(Data records)
§
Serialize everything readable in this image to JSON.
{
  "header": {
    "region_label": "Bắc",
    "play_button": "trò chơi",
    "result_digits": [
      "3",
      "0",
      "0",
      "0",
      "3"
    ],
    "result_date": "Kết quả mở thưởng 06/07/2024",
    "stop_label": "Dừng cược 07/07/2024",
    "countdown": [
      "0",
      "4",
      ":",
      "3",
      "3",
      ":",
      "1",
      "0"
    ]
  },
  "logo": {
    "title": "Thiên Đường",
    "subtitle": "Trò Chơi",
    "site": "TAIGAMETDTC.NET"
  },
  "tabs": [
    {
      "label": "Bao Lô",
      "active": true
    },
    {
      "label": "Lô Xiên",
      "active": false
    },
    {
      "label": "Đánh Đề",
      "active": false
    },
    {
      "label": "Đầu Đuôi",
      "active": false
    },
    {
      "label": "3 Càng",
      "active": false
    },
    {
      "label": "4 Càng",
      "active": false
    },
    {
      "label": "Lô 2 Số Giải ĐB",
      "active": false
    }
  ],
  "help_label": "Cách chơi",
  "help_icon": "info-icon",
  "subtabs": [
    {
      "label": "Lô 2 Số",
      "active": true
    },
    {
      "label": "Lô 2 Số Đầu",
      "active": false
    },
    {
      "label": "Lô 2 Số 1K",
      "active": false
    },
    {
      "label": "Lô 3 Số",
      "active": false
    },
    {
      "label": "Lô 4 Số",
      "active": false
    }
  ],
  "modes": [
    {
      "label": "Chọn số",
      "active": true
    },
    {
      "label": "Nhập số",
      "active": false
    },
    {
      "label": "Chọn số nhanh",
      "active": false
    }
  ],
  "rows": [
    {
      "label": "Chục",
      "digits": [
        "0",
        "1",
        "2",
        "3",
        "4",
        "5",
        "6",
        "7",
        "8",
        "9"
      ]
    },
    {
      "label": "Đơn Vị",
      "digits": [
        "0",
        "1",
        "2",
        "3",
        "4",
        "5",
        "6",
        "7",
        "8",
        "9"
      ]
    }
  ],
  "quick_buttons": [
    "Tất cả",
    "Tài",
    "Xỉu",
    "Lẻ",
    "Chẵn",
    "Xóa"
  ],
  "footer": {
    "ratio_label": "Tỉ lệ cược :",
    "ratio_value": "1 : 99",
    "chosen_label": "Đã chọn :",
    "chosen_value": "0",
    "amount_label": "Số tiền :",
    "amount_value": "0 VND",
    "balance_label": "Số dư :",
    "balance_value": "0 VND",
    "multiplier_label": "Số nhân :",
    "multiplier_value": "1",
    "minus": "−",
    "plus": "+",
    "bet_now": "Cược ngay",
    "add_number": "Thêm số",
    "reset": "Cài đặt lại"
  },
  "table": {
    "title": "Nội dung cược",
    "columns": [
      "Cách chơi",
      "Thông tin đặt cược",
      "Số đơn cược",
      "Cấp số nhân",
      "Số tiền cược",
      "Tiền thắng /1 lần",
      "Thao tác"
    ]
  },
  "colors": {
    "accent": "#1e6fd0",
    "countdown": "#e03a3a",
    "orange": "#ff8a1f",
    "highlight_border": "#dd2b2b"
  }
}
§
Work to complete:
Each line that holds the word "nhân" is to be copied.

Reply:
    "multiplier_label": "Số nhân :",
      "Cấp số nhân",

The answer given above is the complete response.